### Directive
Gather, from the listing beneath this task, every line holding the string "send".

### Dataset excerpts
╭──
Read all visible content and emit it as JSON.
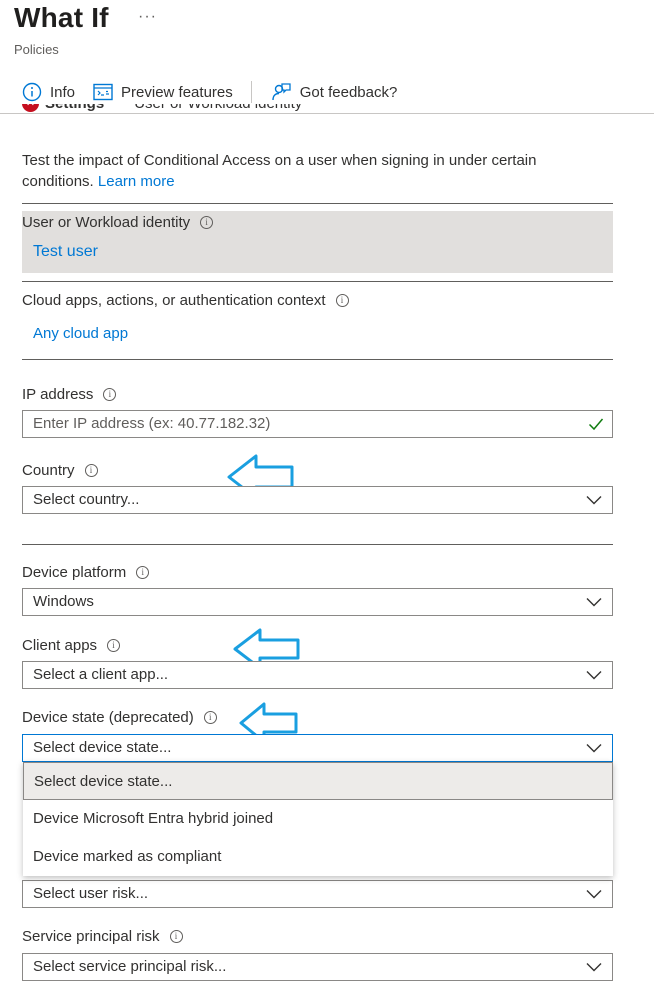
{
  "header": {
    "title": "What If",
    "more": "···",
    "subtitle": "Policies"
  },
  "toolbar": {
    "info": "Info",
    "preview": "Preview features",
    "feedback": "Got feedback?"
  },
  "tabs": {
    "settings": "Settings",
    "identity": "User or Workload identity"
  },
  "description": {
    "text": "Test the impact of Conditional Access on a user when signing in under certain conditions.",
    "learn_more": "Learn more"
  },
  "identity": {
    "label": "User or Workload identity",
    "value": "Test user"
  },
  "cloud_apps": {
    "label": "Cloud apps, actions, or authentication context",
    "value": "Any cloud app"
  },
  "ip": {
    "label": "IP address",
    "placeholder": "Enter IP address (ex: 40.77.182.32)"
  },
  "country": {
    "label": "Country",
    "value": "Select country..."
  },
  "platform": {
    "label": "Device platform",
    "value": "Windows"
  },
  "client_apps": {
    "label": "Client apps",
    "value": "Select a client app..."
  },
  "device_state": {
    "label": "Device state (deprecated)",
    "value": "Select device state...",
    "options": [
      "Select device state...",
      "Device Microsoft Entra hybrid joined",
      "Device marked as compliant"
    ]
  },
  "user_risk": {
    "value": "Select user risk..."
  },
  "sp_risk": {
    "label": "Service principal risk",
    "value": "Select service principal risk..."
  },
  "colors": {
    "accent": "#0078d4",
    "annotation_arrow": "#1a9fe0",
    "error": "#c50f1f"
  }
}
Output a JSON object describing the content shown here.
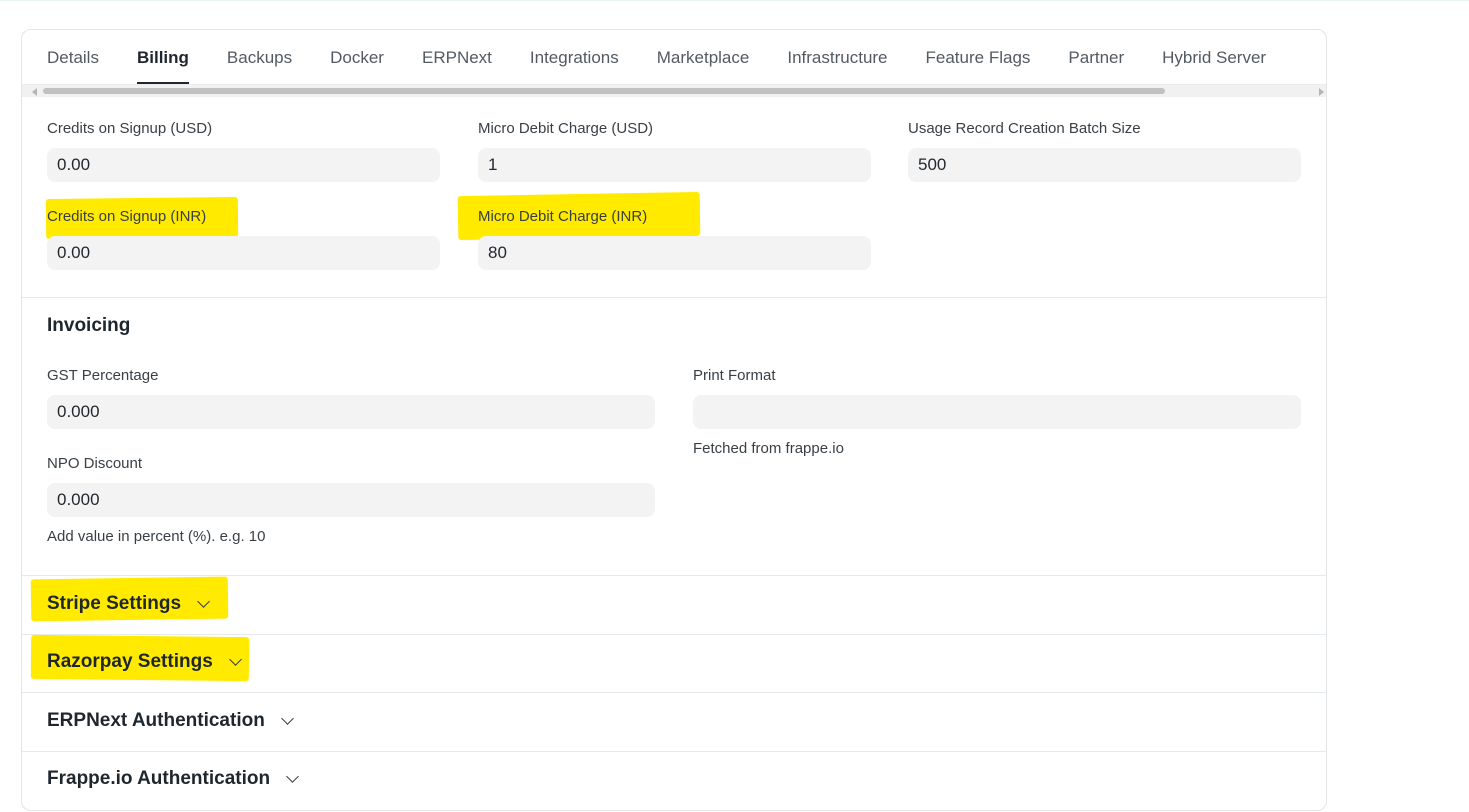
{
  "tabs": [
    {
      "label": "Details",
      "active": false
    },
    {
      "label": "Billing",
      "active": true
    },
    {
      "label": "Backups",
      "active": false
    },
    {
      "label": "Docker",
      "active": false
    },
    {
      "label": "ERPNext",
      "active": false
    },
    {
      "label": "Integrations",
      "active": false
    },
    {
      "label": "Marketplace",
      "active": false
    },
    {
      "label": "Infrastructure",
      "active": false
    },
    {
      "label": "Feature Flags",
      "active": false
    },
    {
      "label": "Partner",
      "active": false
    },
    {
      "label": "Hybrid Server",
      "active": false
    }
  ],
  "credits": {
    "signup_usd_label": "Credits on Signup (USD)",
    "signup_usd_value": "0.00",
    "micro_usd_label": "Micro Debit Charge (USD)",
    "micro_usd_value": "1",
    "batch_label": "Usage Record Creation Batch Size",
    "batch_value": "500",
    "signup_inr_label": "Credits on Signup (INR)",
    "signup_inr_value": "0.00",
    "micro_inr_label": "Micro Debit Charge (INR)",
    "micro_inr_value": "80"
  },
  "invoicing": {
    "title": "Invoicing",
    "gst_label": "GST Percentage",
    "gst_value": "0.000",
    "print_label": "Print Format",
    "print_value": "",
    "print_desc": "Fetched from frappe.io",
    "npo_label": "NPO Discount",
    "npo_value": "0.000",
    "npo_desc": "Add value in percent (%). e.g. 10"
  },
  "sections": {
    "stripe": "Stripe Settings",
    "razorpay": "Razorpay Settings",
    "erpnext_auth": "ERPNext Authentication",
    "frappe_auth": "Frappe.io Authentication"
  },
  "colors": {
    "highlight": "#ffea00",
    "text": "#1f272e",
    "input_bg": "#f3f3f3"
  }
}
╰──
╭──
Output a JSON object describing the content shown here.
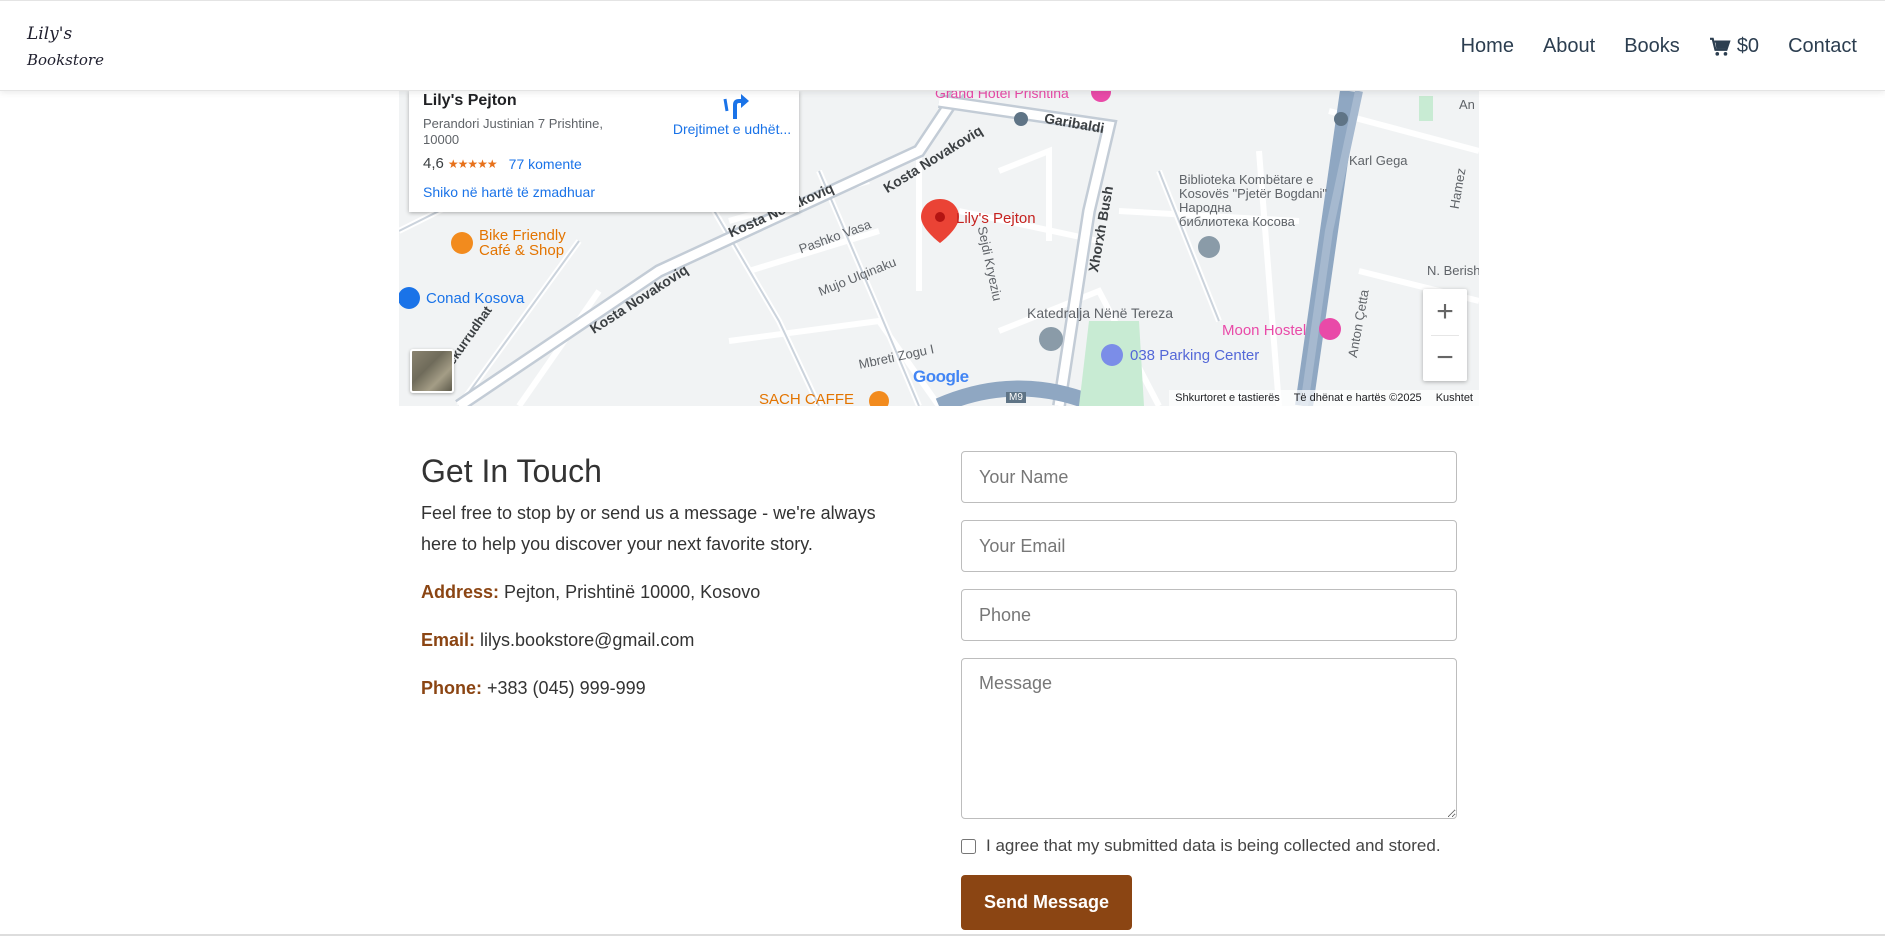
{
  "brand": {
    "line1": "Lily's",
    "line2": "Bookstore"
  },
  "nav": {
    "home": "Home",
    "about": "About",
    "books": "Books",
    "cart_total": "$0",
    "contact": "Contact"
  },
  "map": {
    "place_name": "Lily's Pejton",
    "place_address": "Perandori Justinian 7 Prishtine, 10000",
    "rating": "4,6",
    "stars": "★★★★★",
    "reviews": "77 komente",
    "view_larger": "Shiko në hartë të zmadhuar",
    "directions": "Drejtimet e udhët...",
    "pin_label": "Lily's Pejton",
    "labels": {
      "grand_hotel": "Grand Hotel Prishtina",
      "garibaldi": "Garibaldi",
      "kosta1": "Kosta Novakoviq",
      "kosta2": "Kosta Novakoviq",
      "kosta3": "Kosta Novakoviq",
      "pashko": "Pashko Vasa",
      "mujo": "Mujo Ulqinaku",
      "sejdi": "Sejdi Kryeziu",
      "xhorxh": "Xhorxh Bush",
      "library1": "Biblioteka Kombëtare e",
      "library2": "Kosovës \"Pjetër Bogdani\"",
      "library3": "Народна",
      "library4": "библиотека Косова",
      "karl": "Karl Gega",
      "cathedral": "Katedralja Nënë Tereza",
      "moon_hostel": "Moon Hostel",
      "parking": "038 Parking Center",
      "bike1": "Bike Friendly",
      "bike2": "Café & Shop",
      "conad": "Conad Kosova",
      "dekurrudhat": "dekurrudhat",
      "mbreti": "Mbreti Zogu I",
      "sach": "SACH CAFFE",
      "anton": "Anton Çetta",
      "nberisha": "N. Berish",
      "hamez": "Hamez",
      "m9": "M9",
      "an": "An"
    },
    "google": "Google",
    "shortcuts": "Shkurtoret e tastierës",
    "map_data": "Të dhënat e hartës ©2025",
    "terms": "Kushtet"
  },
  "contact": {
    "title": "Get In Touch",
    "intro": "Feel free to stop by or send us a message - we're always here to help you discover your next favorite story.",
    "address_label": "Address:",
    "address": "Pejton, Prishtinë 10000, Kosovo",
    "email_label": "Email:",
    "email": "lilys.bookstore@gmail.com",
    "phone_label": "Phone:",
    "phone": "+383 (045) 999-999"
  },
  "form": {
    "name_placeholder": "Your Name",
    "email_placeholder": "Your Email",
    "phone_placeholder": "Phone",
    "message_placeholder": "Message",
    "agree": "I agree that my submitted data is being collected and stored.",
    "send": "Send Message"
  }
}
╰──
### Finished answer
    "intro": "Feel free to stop by or send us a message - we're always here to help you discover your next favorite story.",
    "send": "Send Message"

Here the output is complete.